**What needs to be done:** From the entries below, gather each line containing the word "было".

**Dataset records:**

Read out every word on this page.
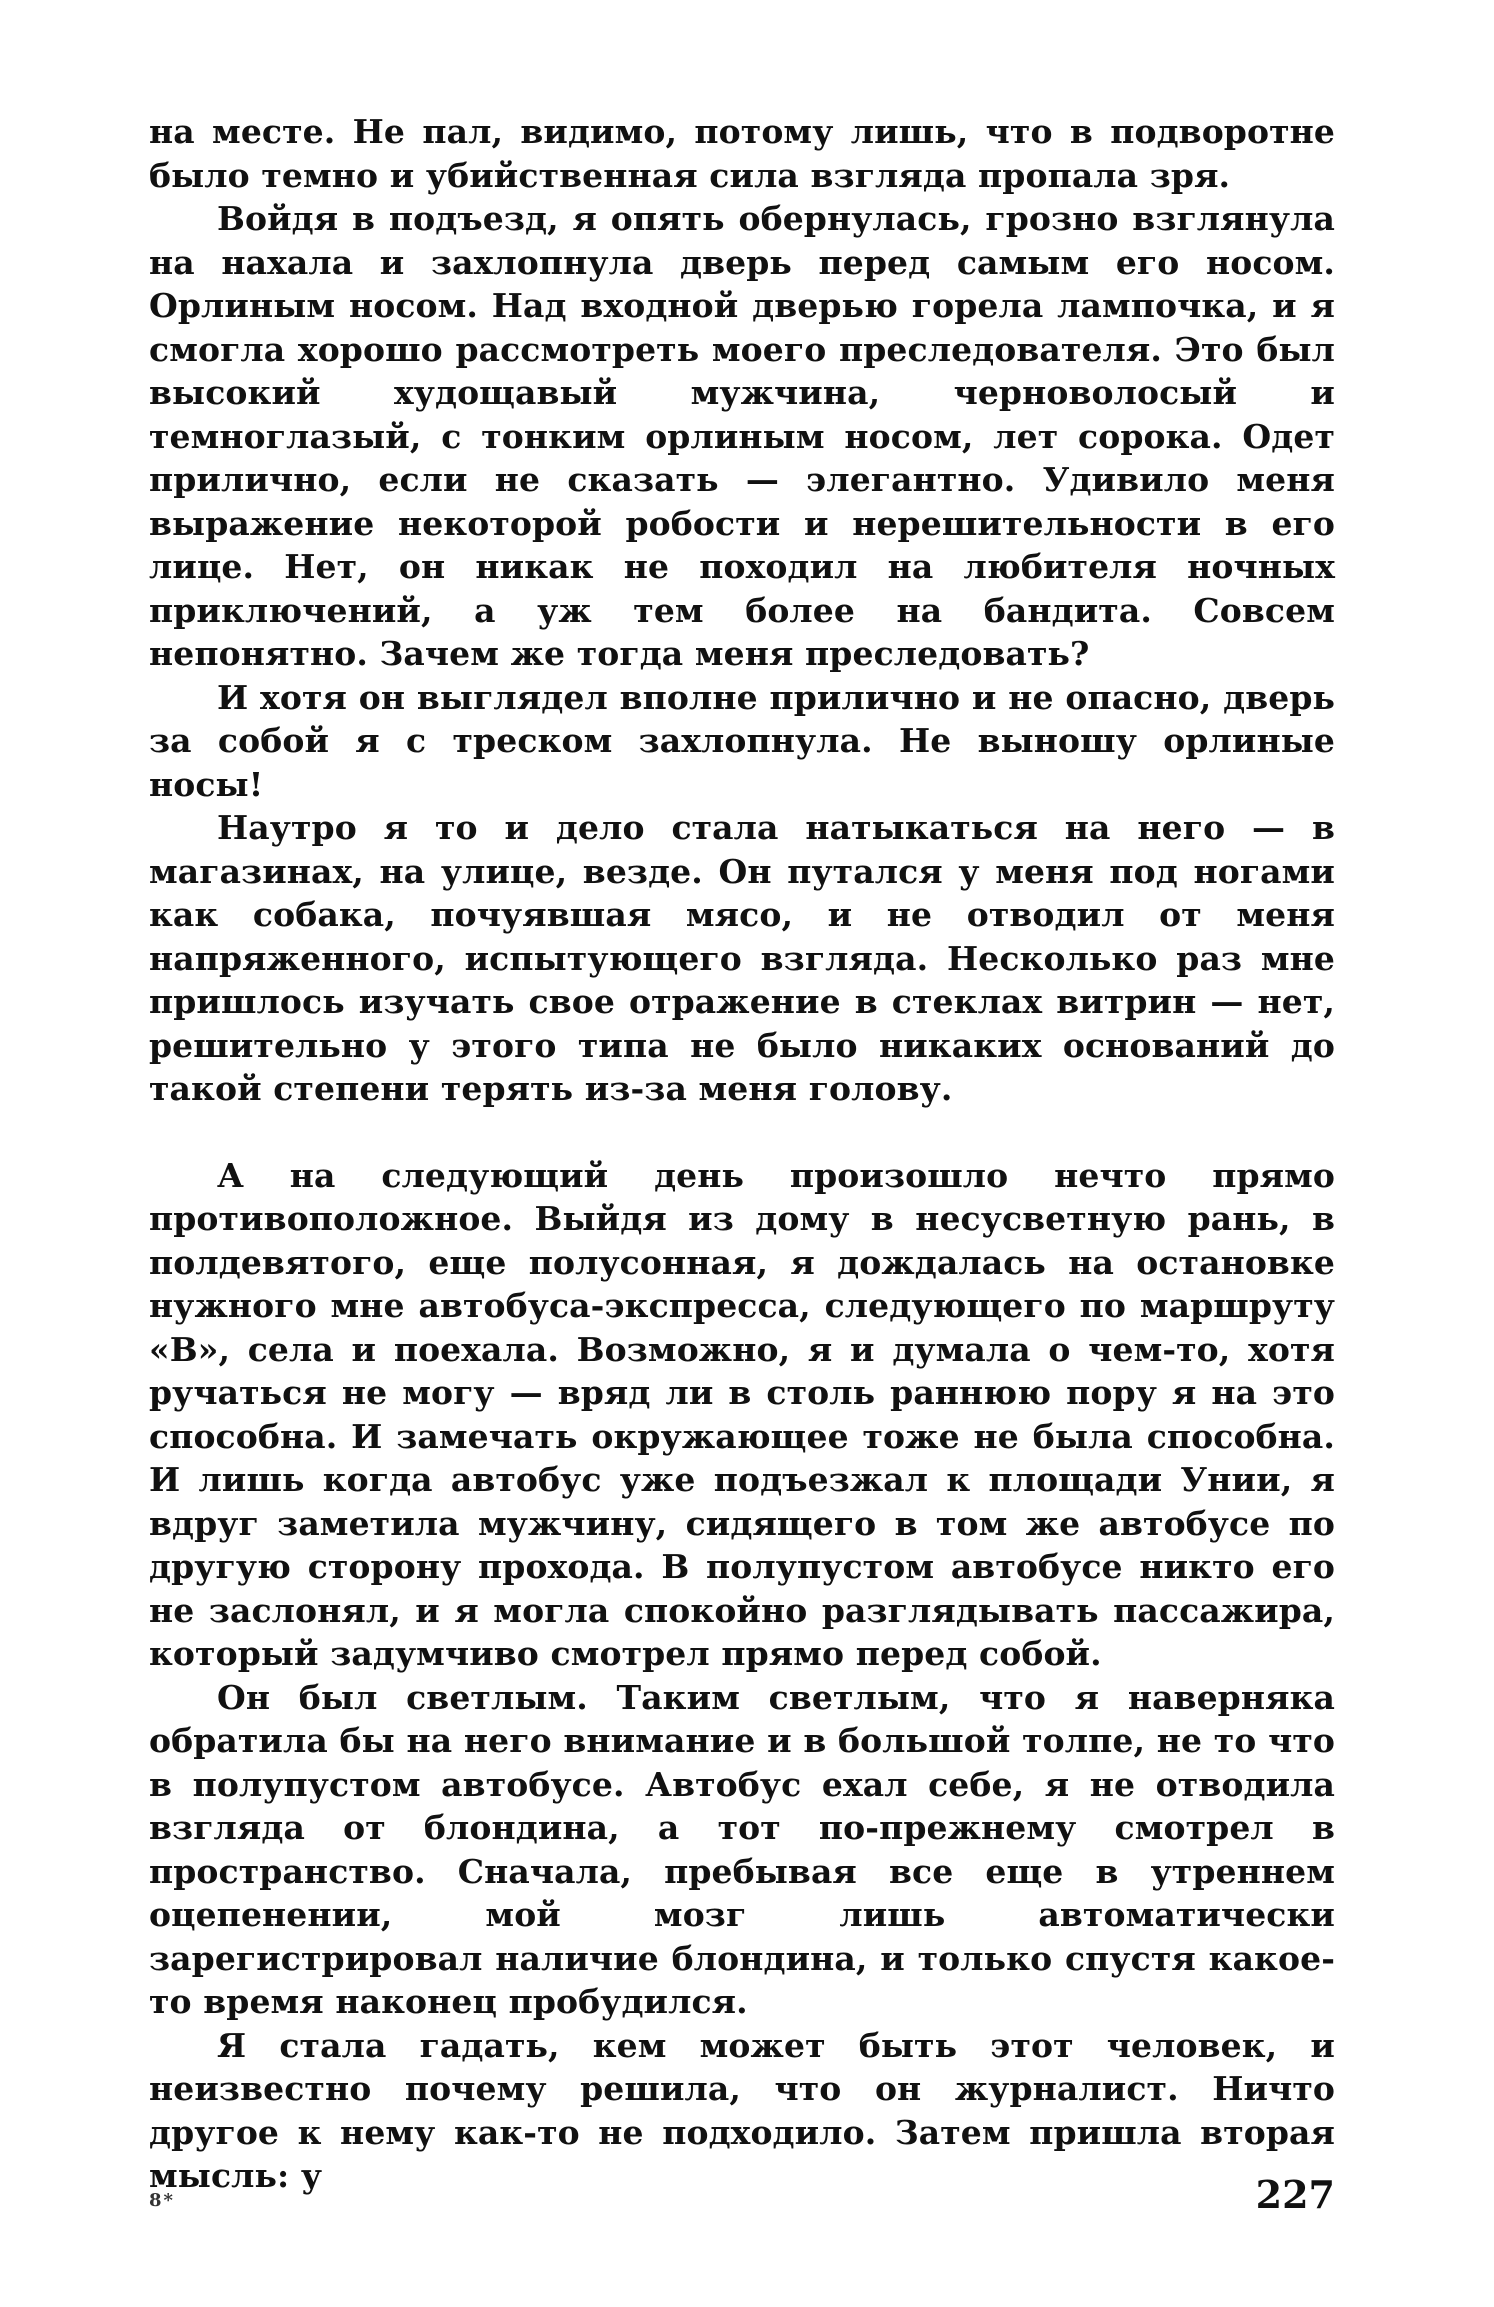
на месте. Не пал, видимо, потому лишь, что в подворотне было темно и убийственная сила взгляда пропала зря.

Войдя в подъезд, я опять обернулась, грозно взглянула на нахала и захлопнула дверь перед самым его носом. Орлиным носом. Над входной дверью горела лампочка, и я смогла хорошо рассмотреть моего преследователя. Это был высокий худощавый мужчина, черноволосый и темноглазый, с тонким орлиным носом, лет сорока. Одет прилично, если не сказать — элегантно. Удивило меня выражение некоторой робости и нерешительности в его лице. Нет, он никак не походил на любителя ночных приключений, а уж тем более на бандита. Совсем непонятно. Зачем же тогда меня преследовать?

И хотя он выглядел вполне прилично и не опасно, дверь за собой я с треском захлопнула. Не выношу орлиные носы!

Наутро я то и дело стала натыкаться на него — в магазинах, на улице, везде. Он путался у меня под ногами как собака, почуявшая мясо, и не отводил от меня напряженного, испытующего взгляда. Несколько раз мне пришлось изучать свое отражение в стеклах витрин — нет, решительно у этого типа не было никаких оснований до такой степени терять из-за меня голову.

А на следующий день произошло нечто прямо противоположное. Выйдя из дому в несусветную рань, в полдевятого, еще полусонная, я дождалась на остановке нужного мне автобуса-экспресса, следующего по маршруту «В», села и поехала. Возможно, я и думала о чем-то, хотя ручаться не могу — вряд ли в столь раннюю пору я на это способна. И замечать окружающее тоже не была способна. И лишь когда автобус уже подъезжал к площади Унии, я вдруг заметила мужчину, сидящего в том же автобусе по другую сторону прохода. В полупустом автобусе никто его не заслонял, и я могла спокойно разглядывать пассажира, который задумчиво смотрел прямо перед собой.

Он был светлым. Таким светлым, что я наверняка обратила бы на него внимание и в большой толпе, не то что в полупустом автобусе. Автобус ехал себе, я не отводила взгляда от блондина, а тот по-прежнему смотрел в пространство. Сначала, пребывая все еще в утреннем оцепенении, мой мозг лишь автоматически зарегистрировал наличие блондина, и только спустя какое-то время наконец пробудился.

Я стала гадать, кем может быть этот человек, и неизвестно почему решила, что он журналист. Ничто другое к нему как-то не подходило. Затем пришла вторая мысль: у

8*	227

**The answer:**
на месте. Не пал, видимо, потому лишь, что в подворотне было темно и убийственная сила взгляда пропала зря.
Наутро я то и дело стала натыкаться на него — в магазинах, на улице, везде. Он путался у меня под ногами как собака, почуявшая мясо, и не отводил от меня напряженного, испытующего взгляда. Несколько раз мне пришлось изучать свое отражение в стеклах витрин — нет, решительно у этого типа не было никаких оснований до такой степени терять из-за меня голову.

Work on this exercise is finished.